Retype each entry below, keeping every character the same.

⟨

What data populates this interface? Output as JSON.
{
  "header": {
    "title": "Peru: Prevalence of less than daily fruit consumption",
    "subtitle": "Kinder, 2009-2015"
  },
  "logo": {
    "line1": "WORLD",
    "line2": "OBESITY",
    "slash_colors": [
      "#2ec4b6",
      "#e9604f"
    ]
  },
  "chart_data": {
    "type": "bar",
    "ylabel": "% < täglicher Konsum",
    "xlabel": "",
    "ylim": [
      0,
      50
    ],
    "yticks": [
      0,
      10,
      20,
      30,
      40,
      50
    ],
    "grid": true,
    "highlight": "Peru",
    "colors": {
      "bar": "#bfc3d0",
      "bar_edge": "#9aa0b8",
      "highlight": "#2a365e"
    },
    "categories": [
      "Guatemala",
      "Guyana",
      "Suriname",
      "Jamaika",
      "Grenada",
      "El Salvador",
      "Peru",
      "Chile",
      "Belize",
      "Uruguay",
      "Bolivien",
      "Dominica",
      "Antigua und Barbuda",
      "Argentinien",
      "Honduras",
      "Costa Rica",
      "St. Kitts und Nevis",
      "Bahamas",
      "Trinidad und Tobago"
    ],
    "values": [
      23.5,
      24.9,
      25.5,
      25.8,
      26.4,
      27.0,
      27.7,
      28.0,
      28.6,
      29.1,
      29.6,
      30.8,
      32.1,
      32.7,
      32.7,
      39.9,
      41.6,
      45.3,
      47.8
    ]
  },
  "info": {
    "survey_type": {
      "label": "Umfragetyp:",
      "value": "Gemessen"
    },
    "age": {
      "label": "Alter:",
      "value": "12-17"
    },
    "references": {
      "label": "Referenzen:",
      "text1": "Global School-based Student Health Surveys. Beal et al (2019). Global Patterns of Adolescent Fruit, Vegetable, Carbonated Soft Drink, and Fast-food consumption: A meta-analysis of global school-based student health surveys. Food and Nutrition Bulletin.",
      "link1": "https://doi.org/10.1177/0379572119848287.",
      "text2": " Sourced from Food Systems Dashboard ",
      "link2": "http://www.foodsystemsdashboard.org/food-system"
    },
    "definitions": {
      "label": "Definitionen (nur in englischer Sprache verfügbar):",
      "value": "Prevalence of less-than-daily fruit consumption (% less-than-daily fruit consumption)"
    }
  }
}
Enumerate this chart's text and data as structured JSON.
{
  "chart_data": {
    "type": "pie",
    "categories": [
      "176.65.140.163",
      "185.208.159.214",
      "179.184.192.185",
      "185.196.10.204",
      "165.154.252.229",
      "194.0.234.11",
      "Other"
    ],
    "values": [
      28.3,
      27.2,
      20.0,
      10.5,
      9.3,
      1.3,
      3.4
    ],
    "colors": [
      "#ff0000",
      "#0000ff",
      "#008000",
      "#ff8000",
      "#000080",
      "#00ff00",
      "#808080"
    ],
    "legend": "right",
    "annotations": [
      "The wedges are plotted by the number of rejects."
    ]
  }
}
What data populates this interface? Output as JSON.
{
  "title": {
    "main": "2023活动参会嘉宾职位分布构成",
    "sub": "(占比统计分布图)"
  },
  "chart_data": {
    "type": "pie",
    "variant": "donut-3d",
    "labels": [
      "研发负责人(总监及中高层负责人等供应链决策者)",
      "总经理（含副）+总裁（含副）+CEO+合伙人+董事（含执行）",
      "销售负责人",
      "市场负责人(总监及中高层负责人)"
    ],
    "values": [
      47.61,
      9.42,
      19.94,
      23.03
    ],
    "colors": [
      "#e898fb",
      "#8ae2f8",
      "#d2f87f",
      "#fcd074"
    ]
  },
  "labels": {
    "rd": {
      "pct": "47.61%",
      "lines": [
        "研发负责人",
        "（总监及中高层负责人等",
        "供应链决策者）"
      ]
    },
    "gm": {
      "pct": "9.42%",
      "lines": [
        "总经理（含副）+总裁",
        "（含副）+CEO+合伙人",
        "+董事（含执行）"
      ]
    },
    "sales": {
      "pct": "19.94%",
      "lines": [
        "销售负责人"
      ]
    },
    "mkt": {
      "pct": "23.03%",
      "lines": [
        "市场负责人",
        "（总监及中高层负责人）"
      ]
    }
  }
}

⟩

## ANSWER TO THIS EXERCISE:
What data populates this interface? Output as JSON.
{
  "header": {
    "title": "Peru: Prevalence of less than daily fruit consumption",
    "subtitle": "Kinder, 2009-2015"
  },
  "logo": {
    "line1": "WORLD",
    "line2": "OBESITY",
    "slash_colors": [
      "#2ec4b6",
      "#e9604f"
    ]
  },
  "chart_data": {
    "type": "bar",
    "ylabel": "% < täglicher Konsum",
    "xlabel": "",
    "ylim": [
      0,
      50
    ],
    "yticks": [
      0,
      10,
      20,
      30,
      40,
      50
    ],
    "grid": true,
    "highlight": "Peru",
    "colors": {
      "bar": "#bfc3d0",
      "bar_edge": "#9aa0b8",
      "highlight": "#2a365e"
    },
    "categories": [
      "Guatemala",
      "Guyana",
      "Suriname",
      "Jamaika",
      "Grenada",
      "El Salvador",
      "Peru",
      "Chile",
      "Belize",
      "Uruguay",
      "Bolivien",
      "Dominica",
      "Antigua und Barbuda",
      "Argentinien",
      "Honduras",
      "Costa Rica",
      "St. Kitts und Nevis",
      "Bahamas",
      "Trinidad und Tobago"
    ],
    "values": [
      23.5,
      24.9,
      25.5,
      25.8,
      26.4,
      27.0,
      27.7,
      28.0,
      28.6,
      29.1,
      29.6,
      30.8,
      32.1,
      32.7,
      32.7,
      39.9,
      41.6,
      45.3,
      47.8
    ]
  },
  "info": {
    "survey_type": {
      "label": "Umfragetyp:",
      "value": "Gemessen"
    },
    "age": {
      "label": "Alter:",
      "value": "12-17"
    },
    "references": {
      "label": "Referenzen:",
      "text1": "Global School-based Student Health Surveys. Beal et al (2019). Global Patterns of Adolescent Fruit, Vegetable, Carbonated Soft Drink, and Fast-food consumption: A meta-analysis of global school-based student health surveys. Food and Nutrition Bulletin.",
      "link1": "https://doi.org/10.1177/0379572119848287.",
      "text2": " Sourced from Food Systems Dashboard ",
      "link2": "http://www.foodsystemsdashboard.org/food-system"
    },
    "definitions": {
      "label": "Definitionen (nur in englischer Sprache verfügbar):",
      "value": "Prevalence of less-than-daily fruit consumption (% less-than-daily fruit consumption)"
    }
  }
}
Enumerate this chart's text and data as structured JSON.
{
  "chart_data": {
    "type": "pie",
    "categories": [
      "176.65.140.163",
      "185.208.159.214",
      "179.184.192.185",
      "185.196.10.204",
      "165.154.252.229",
      "194.0.234.11",
      "Other"
    ],
    "values": [
      28.3,
      27.2,
      20.0,
      10.5,
      9.3,
      1.3,
      3.4
    ],
    "colors": [
      "#ff0000",
      "#0000ff",
      "#008000",
      "#ff8000",
      "#000080",
      "#00ff00",
      "#808080"
    ],
    "legend": "right",
    "annotations": [
      "The wedges are plotted by the number of rejects."
    ]
  }
}
What data populates this interface? Output as JSON.
{
  "title": {
    "main": "2023活动参会嘉宾职位分布构成",
    "sub": "(占比统计分布图)"
  },
  "chart_data": {
    "type": "pie",
    "variant": "donut-3d",
    "labels": [
      "研发负责人(总监及中高层负责人等供应链决策者)",
      "总经理（含副）+总裁（含副）+CEO+合伙人+董事（含执行）",
      "销售负责人",
      "市场负责人(总监及中高层负责人)"
    ],
    "values": [
      47.61,
      9.42,
      19.94,
      23.03
    ],
    "colors": [
      "#e898fb",
      "#8ae2f8",
      "#d2f87f",
      "#fcd074"
    ]
  },
  "labels": {
    "rd": {
      "pct": "47.61%",
      "lines": [
        "研发负责人",
        "（总监及中高层负责人等",
        "供应链决策者）"
      ]
    },
    "gm": {
      "pct": "9.42%",
      "lines": [
        "总经理（含副）+总裁",
        "（含副）+CEO+合伙人",
        "+董事（含执行）"
      ]
    },
    "sales": {
      "pct": "19.94%",
      "lines": [
        "销售负责人"
      ]
    },
    "mkt": {
      "pct": "23.03%",
      "lines": [
        "市场负责人",
        "（总监及中高层负责人）"
      ]
    }
  }
}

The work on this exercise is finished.